| Your goal |
Retype everything in the listing, leaving each line exactly as it is.

[Records excerpted from a collection]
--------------------

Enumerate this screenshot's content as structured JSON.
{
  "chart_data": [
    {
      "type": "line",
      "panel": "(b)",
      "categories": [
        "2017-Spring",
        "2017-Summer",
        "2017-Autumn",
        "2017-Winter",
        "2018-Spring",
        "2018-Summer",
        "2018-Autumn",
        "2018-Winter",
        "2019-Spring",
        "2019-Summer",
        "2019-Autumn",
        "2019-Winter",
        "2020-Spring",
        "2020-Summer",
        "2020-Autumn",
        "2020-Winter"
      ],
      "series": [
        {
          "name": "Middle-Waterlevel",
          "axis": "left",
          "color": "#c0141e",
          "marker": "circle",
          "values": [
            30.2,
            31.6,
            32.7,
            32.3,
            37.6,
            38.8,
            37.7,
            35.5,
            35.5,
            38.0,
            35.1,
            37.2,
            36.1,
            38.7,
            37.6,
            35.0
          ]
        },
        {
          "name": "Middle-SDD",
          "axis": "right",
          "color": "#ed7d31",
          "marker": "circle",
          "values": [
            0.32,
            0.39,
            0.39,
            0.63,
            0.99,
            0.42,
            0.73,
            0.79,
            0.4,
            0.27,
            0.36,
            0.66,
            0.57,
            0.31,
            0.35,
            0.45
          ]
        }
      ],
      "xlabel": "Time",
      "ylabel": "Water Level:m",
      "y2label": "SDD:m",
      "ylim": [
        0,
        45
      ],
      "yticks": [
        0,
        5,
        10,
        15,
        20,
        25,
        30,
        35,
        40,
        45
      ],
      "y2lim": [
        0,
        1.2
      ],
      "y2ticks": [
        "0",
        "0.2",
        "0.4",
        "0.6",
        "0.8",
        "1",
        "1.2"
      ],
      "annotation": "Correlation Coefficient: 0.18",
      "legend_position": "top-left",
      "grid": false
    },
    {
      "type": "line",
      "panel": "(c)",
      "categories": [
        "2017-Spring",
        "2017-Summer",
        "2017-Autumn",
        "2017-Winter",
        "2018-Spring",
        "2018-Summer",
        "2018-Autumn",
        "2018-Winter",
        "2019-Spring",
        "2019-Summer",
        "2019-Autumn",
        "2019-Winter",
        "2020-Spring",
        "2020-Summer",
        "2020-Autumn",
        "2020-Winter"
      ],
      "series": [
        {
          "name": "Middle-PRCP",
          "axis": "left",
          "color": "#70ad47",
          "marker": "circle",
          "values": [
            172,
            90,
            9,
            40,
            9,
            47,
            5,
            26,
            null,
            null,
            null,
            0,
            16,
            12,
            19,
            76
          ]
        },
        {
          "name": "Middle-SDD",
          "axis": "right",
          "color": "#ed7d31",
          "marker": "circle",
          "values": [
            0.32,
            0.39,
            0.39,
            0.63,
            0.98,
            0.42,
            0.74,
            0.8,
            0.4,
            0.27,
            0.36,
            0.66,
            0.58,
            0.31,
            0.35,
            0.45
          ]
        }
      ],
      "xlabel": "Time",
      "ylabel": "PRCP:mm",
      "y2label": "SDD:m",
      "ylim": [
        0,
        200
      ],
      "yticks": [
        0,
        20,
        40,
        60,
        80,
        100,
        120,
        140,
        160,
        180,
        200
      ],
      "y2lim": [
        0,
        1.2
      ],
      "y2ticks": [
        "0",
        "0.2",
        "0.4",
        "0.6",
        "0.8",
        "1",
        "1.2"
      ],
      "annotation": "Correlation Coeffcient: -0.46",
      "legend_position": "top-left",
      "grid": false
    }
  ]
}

--------------------

| Solution for this exercise |
Enumerate this screenshot's content as structured JSON.
{
  "chart_data": [
    {
      "type": "line",
      "panel": "(b)",
      "categories": [
        "2017-Spring",
        "2017-Summer",
        "2017-Autumn",
        "2017-Winter",
        "2018-Spring",
        "2018-Summer",
        "2018-Autumn",
        "2018-Winter",
        "2019-Spring",
        "2019-Summer",
        "2019-Autumn",
        "2019-Winter",
        "2020-Spring",
        "2020-Summer",
        "2020-Autumn",
        "2020-Winter"
      ],
      "series": [
        {
          "name": "Middle-Waterlevel",
          "axis": "left",
          "color": "#c0141e",
          "marker": "circle",
          "values": [
            30.2,
            31.6,
            32.7,
            32.3,
            37.6,
            38.8,
            37.7,
            35.5,
            35.5,
            38.0,
            35.1,
            37.2,
            36.1,
            38.7,
            37.6,
            35.0
          ]
        },
        {
          "name": "Middle-SDD",
          "axis": "right",
          "color": "#ed7d31",
          "marker": "circle",
          "values": [
            0.32,
            0.39,
            0.39,
            0.63,
            0.99,
            0.42,
            0.73,
            0.79,
            0.4,
            0.27,
            0.36,
            0.66,
            0.57,
            0.31,
            0.35,
            0.45
          ]
        }
      ],
      "xlabel": "Time",
      "ylabel": "Water Level:m",
      "y2label": "SDD:m",
      "ylim": [
        0,
        45
      ],
      "yticks": [
        0,
        5,
        10,
        15,
        20,
        25,
        30,
        35,
        40,
        45
      ],
      "y2lim": [
        0,
        1.2
      ],
      "y2ticks": [
        "0",
        "0.2",
        "0.4",
        "0.6",
        "0.8",
        "1",
        "1.2"
      ],
      "annotation": "Correlation Coefficient: 0.18",
      "legend_position": "top-left",
      "grid": false
    },
    {
      "type": "line",
      "panel": "(c)",
      "categories": [
        "2017-Spring",
        "2017-Summer",
        "2017-Autumn",
        "2017-Winter",
        "2018-Spring",
        "2018-Summer",
        "2018-Autumn",
        "2018-Winter",
        "2019-Spring",
        "2019-Summer",
        "2019-Autumn",
        "2019-Winter",
        "2020-Spring",
        "2020-Summer",
        "2020-Autumn",
        "2020-Winter"
      ],
      "series": [
        {
          "name": "Middle-PRCP",
          "axis": "left",
          "color": "#70ad47",
          "marker": "circle",
          "values": [
            172,
            90,
            9,
            40,
            9,
            47,
            5,
            26,
            null,
            null,
            null,
            0,
            16,
            12,
            19,
            76
          ]
        },
        {
          "name": "Middle-SDD",
          "axis": "right",
          "color": "#ed7d31",
          "marker": "circle",
          "values": [
            0.32,
            0.39,
            0.39,
            0.63,
            0.98,
            0.42,
            0.74,
            0.8,
            0.4,
            0.27,
            0.36,
            0.66,
            0.58,
            0.31,
            0.35,
            0.45
          ]
        }
      ],
      "xlabel": "Time",
      "ylabel": "PRCP:mm",
      "y2label": "SDD:m",
      "ylim": [
        0,
        200
      ],
      "yticks": [
        0,
        20,
        40,
        60,
        80,
        100,
        120,
        140,
        160,
        180,
        200
      ],
      "y2lim": [
        0,
        1.2
      ],
      "y2ticks": [
        "0",
        "0.2",
        "0.4",
        "0.6",
        "0.8",
        "1",
        "1.2"
      ],
      "annotation": "Correlation Coeffcient: -0.46",
      "legend_position": "top-left",
      "grid": false
    }
  ]
}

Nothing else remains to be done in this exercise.